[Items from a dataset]

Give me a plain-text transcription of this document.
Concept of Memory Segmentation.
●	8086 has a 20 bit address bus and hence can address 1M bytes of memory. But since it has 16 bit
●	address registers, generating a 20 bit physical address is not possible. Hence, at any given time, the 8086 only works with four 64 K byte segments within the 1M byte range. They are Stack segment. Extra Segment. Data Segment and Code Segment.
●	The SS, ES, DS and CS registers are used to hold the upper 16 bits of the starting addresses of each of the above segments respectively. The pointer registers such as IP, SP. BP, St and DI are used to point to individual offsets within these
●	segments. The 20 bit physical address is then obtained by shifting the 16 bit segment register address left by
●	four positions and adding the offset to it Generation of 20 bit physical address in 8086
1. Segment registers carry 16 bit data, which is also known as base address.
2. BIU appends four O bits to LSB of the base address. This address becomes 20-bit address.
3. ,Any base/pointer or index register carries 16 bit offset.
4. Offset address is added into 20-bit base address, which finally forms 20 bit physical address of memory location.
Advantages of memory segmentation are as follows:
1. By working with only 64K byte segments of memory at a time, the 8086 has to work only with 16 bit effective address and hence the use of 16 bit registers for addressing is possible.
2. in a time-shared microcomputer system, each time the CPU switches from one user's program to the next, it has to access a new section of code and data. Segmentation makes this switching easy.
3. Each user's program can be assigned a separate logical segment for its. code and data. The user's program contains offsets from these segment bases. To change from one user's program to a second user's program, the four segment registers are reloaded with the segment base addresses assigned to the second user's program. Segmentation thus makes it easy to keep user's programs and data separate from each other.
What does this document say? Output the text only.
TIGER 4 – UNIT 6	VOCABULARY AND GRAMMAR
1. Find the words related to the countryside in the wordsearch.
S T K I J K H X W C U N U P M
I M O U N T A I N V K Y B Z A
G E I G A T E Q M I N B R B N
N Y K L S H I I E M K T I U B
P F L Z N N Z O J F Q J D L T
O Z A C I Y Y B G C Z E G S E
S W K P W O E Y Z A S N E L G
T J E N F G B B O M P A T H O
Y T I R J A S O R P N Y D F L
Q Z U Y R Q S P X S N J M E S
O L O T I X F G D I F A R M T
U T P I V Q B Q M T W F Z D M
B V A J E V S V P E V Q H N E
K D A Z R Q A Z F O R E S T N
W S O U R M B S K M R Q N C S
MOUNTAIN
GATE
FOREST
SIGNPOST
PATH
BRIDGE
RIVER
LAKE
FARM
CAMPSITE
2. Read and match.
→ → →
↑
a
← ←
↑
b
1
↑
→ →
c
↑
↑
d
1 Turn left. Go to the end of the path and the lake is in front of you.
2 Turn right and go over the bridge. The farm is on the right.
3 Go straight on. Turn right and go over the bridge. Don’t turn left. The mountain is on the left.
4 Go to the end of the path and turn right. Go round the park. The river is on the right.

EXERCISE AIM: Looking at the records above, say how many lines hold the string "left". Write nothing but the number.

RESPONSE TO THE TASK: 3